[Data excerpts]

┌──

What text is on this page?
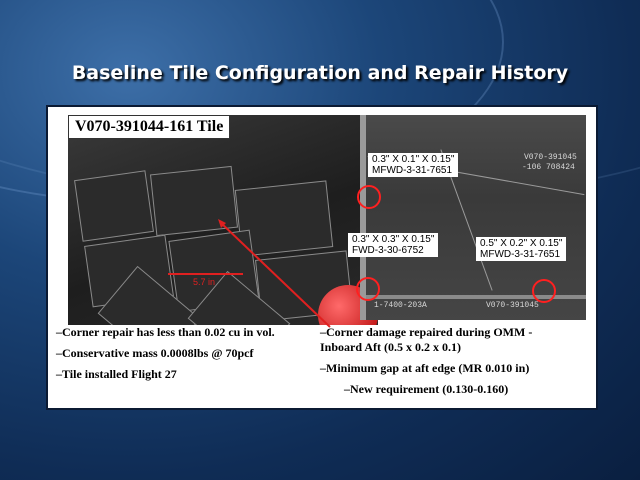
Baseline Tile Configuration and Repair History
5.7 in
V070-391044-161 Tile
V070-391045
-106 708424
1-7400-203A	V070-391045
0.3" X 0.1" X 0.15"
MFWD-3-31-7651
0.3" X 0.3" X 0.15"
FWD-3-30-6752
0.5" X 0.2" X 0.15"
MFWD-3-31-7651
–Corner repair has less than 0.02 cu in vol.
–Conservative mass 0.0008lbs @ 70pcf
–Tile installed Flight 27
–Corner damage repaired during OMM -
Inboard Aft (0.5 x 0.2 x 0.1)
–Minimum gap at aft edge (MR 0.010 in)
–New requirement (0.130-0.160)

└──

Task to complete:
Give every record back exactly as it reads, with no images.

Result for this exercise:
What text is on this page?
Baseline Tile Configuration and Repair History
5.7 in
V070-391044-161 Tile
V070-391045
-106 708424
1-7400-203A	V070-391045
0.3" X 0.1" X 0.15"
MFWD-3-31-7651
0.3" X 0.3" X 0.15"
FWD-3-30-6752
0.5" X 0.2" X 0.15"
MFWD-3-31-7651
–Corner repair has less than 0.02 cu in vol.
–Conservative mass 0.0008lbs @ 70pcf
–Tile installed Flight 27
–Corner damage repaired during OMM -
Inboard Aft (0.5 x 0.2 x 0.1)
–Minimum gap at aft edge (MR 0.010 in)
–New requirement (0.130-0.160)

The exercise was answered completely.